--- Input data ---
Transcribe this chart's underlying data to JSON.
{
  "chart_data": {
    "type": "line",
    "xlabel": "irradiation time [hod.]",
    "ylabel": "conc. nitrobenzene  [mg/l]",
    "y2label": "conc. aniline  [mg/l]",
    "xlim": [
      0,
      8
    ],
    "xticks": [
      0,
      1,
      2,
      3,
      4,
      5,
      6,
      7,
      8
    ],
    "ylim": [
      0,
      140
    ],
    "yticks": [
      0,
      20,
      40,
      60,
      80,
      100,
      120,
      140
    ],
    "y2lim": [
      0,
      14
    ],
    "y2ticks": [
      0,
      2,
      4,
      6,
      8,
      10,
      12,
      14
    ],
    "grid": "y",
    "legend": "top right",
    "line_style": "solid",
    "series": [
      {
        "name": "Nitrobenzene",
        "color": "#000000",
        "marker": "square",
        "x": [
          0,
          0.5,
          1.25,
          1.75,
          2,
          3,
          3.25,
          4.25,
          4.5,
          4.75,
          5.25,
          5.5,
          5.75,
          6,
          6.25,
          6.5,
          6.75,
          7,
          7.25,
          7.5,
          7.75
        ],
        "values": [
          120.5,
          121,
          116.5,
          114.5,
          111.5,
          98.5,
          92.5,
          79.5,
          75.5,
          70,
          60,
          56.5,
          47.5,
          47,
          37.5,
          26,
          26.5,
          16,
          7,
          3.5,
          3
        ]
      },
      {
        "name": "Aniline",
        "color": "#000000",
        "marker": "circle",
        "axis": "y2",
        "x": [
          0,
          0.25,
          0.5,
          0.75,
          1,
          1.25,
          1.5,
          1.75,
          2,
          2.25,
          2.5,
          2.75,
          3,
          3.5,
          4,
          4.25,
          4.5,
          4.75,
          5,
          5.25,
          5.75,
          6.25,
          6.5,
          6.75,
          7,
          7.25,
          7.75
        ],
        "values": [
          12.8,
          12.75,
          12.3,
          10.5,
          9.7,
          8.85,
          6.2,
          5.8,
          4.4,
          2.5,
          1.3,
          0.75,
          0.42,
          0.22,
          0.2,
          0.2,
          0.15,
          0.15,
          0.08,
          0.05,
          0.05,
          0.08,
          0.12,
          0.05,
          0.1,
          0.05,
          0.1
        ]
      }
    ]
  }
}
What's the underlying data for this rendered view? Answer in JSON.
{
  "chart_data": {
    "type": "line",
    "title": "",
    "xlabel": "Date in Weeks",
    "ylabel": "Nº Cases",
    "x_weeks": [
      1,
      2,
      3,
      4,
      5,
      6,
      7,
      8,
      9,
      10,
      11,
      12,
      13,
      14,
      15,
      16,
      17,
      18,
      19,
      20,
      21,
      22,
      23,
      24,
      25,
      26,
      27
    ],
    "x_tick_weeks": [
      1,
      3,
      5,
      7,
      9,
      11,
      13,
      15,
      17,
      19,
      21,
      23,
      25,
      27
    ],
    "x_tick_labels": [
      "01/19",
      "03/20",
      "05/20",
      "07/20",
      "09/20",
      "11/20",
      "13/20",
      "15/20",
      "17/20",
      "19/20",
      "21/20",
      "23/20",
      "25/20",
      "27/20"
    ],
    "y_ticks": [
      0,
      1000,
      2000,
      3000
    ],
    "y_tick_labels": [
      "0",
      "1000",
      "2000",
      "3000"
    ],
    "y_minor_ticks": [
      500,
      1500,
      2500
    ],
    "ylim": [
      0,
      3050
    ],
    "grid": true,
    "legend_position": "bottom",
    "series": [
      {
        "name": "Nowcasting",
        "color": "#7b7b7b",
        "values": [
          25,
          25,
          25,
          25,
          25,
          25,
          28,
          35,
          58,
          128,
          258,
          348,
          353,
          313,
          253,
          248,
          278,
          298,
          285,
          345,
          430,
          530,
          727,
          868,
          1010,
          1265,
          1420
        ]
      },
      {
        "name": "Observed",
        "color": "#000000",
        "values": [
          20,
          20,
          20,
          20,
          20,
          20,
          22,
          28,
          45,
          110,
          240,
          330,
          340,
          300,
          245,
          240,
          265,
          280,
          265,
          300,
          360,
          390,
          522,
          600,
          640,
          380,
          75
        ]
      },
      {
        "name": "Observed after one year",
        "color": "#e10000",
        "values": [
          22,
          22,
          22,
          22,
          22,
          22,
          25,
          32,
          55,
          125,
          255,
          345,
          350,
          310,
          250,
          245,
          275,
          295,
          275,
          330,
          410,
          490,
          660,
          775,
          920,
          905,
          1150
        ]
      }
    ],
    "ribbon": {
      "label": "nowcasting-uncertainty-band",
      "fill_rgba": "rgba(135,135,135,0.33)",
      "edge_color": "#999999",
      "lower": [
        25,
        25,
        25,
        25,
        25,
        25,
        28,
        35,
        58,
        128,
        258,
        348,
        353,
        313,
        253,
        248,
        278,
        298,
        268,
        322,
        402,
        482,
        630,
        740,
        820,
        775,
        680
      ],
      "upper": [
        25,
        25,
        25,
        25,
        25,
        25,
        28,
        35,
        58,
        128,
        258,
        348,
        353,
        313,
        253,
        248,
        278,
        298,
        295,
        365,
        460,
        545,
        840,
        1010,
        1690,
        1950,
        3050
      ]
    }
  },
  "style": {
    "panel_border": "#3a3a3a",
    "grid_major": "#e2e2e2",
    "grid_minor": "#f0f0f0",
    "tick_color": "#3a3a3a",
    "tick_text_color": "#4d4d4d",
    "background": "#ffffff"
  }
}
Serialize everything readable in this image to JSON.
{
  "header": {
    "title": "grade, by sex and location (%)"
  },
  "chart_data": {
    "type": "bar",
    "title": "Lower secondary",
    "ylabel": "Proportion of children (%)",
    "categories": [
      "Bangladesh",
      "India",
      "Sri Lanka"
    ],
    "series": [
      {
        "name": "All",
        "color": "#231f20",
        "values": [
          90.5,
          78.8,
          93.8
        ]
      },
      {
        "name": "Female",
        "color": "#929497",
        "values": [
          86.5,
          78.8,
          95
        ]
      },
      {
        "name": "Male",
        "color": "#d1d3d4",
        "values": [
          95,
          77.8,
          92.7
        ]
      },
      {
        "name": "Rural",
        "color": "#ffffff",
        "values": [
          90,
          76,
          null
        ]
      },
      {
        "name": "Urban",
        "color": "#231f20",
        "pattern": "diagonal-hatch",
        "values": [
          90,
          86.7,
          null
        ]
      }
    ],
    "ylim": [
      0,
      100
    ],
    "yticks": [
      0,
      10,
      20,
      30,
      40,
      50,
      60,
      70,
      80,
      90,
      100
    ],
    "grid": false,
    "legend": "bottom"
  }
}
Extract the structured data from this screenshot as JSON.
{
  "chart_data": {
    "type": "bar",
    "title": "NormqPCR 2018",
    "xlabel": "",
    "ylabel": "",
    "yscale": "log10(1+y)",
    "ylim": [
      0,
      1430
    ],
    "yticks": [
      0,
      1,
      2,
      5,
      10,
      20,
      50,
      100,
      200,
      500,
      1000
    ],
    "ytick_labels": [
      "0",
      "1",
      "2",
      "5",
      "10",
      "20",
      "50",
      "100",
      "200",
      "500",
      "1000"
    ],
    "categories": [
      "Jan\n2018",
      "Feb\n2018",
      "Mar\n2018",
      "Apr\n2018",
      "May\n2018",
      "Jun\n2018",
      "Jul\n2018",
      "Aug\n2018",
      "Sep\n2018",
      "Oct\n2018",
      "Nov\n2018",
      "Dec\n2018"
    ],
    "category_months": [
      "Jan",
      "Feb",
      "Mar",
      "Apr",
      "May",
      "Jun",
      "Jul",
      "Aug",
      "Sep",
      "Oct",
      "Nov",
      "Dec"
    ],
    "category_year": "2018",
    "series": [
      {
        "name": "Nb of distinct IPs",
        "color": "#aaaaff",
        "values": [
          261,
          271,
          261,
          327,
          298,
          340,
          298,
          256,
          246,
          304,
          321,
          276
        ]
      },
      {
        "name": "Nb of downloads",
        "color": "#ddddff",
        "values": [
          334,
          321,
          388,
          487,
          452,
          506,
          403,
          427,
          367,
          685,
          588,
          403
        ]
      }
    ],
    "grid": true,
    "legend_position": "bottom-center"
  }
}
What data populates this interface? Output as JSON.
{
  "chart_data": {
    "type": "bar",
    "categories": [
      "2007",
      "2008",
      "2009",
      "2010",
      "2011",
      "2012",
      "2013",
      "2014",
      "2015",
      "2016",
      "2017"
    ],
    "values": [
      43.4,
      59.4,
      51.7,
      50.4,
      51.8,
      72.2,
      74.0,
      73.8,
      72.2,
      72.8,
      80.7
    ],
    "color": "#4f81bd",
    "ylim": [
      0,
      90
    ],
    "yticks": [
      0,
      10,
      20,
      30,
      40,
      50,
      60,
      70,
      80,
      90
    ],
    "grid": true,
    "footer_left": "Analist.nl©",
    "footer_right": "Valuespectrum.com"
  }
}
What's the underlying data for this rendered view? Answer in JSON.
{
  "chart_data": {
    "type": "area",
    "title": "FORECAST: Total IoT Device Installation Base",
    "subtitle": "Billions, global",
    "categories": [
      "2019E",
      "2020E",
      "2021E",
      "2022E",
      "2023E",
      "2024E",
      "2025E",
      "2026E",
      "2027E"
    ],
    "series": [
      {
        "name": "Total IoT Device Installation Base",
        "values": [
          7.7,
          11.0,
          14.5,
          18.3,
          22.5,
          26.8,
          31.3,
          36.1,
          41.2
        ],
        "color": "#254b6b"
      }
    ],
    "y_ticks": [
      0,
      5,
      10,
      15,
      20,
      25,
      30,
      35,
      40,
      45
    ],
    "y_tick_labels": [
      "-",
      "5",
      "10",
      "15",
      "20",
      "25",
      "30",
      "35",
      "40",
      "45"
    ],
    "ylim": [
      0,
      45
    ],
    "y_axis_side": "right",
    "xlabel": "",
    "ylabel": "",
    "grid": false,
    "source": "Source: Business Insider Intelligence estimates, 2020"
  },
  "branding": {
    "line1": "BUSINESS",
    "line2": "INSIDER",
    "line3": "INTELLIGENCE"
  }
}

--- Directions for this task ---
Look through the entries above. Extract each line with the word "bottom".

--- Written response ---
    "legend_position": "bottom",
    "legend": "bottom"
    "legend_position": "bottom-center"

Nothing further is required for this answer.